**PASSAGE TO READ**
---

Part of the problem comes from the word “find,” right? If you’re working in a male-dominated profession like the law, it can be extremely difficult to find someone above you at all. Or there may be only one woman and everyone wants that woman to mentor them. Or there may be only one woman and you either don’t like or admire her. (Yes, it’s ok to say this. We don’t like all men we work with; why do we have to like all women?)
“Mentor” is also a loaded word. People tend to picture Obi-Wan Kenobi (“a wise and trusted counselor or teacher”, as dictionary.com defines it)—but what women lawyers need most is not that type of guidance. The second part of the definition of mentor speaks to what women lawyers need the most: “an influential senior sponsor or supporter.”
Successful men have influential senior sponsors or supporters, and they don’t have to “find” them—or even ask for their sponsorship or support. Men supporting men is so engrained into the culture of law firms, government offices, and the C-Suite that its existence is taken for granted. This is what women need.
Sponsorship
When an exciting new case comes in the door, or there’s a new deal that needs to be staffed, or a trial to be assigned, women need people who will think of them for those assignments and, if necessary, throw elbows to make sure those placements happen. And when it comes time to give raises, distribute bonuses, and identify attorneys for promotion, women need people who are both senior and savvy enough to advocate for them. Of course, nearly all of these key decisions happen behind closed doors, so it’s important to find someone who doesn’t stop at taking you to lunch, but who can take the heat in places where sponsorship is less visible.

---

[Layout annotation records]

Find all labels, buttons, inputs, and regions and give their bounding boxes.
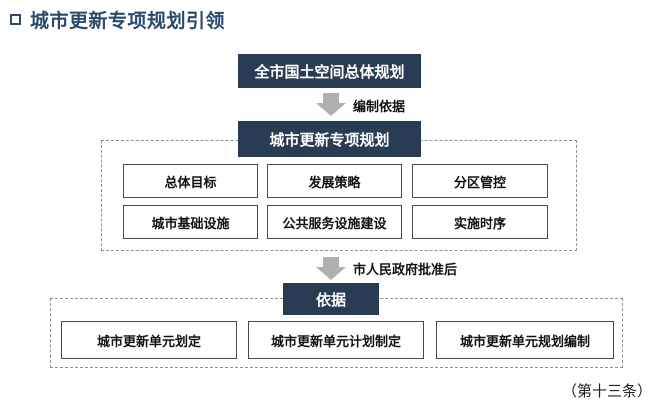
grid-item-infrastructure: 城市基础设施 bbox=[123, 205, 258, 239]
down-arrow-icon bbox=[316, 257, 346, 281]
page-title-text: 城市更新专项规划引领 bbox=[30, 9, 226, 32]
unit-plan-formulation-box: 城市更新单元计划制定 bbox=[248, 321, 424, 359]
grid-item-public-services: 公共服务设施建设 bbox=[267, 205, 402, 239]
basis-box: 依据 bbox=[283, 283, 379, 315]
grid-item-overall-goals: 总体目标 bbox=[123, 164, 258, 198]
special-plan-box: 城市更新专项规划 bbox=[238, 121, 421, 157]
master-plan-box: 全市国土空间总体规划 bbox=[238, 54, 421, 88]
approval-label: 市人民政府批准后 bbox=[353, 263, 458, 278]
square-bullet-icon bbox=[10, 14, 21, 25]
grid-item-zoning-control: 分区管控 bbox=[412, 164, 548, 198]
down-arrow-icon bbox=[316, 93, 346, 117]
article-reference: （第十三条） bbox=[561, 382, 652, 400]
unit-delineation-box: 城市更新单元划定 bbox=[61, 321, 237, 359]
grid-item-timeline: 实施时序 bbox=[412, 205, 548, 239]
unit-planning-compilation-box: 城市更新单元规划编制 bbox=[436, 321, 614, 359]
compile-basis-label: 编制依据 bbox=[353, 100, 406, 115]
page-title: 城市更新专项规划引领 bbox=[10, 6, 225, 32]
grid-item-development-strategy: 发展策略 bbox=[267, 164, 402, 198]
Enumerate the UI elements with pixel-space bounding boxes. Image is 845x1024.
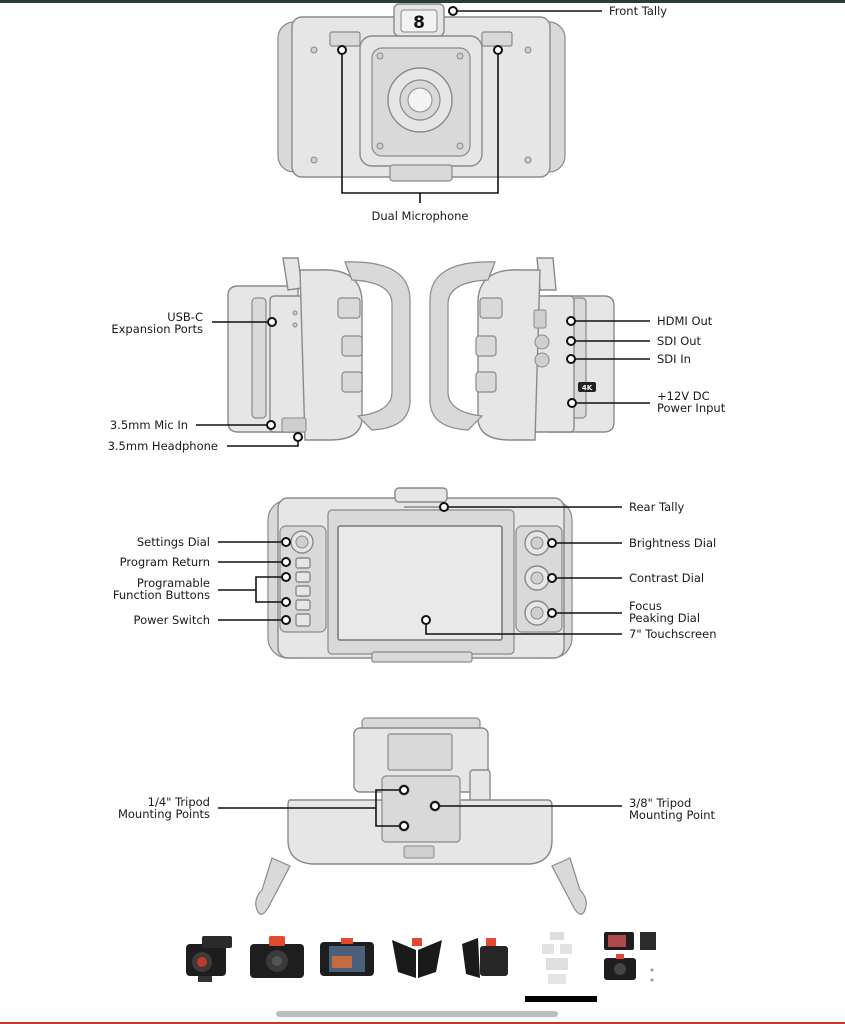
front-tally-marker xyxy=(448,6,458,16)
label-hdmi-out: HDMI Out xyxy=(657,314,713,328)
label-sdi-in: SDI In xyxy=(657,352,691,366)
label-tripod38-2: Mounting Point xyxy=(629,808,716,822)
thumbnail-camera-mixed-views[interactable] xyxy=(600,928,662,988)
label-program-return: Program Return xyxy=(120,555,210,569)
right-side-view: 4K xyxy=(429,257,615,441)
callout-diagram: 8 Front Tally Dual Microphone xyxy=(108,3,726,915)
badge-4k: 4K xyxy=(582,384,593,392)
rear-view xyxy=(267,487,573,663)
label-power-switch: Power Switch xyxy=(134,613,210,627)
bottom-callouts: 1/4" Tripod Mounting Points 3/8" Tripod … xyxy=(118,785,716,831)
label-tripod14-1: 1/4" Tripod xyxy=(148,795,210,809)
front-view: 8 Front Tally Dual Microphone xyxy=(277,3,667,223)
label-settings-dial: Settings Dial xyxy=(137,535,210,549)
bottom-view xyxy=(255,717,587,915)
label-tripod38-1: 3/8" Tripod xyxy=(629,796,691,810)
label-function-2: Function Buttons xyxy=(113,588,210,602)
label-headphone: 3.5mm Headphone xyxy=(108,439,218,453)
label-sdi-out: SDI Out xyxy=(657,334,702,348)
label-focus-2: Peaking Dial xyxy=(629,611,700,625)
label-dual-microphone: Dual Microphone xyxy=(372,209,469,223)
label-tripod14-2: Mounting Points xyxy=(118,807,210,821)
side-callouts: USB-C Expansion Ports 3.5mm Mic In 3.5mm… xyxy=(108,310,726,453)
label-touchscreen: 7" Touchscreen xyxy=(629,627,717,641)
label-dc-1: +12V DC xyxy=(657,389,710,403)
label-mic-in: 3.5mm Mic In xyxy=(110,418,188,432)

---

**STATED EXERCISE**
List every setting that the text on mentoring women lawyers names as a place where men supporting men is engrained in the culture.

**WRITTEN REPLY**
Law firms, government offices, and the C-Suite.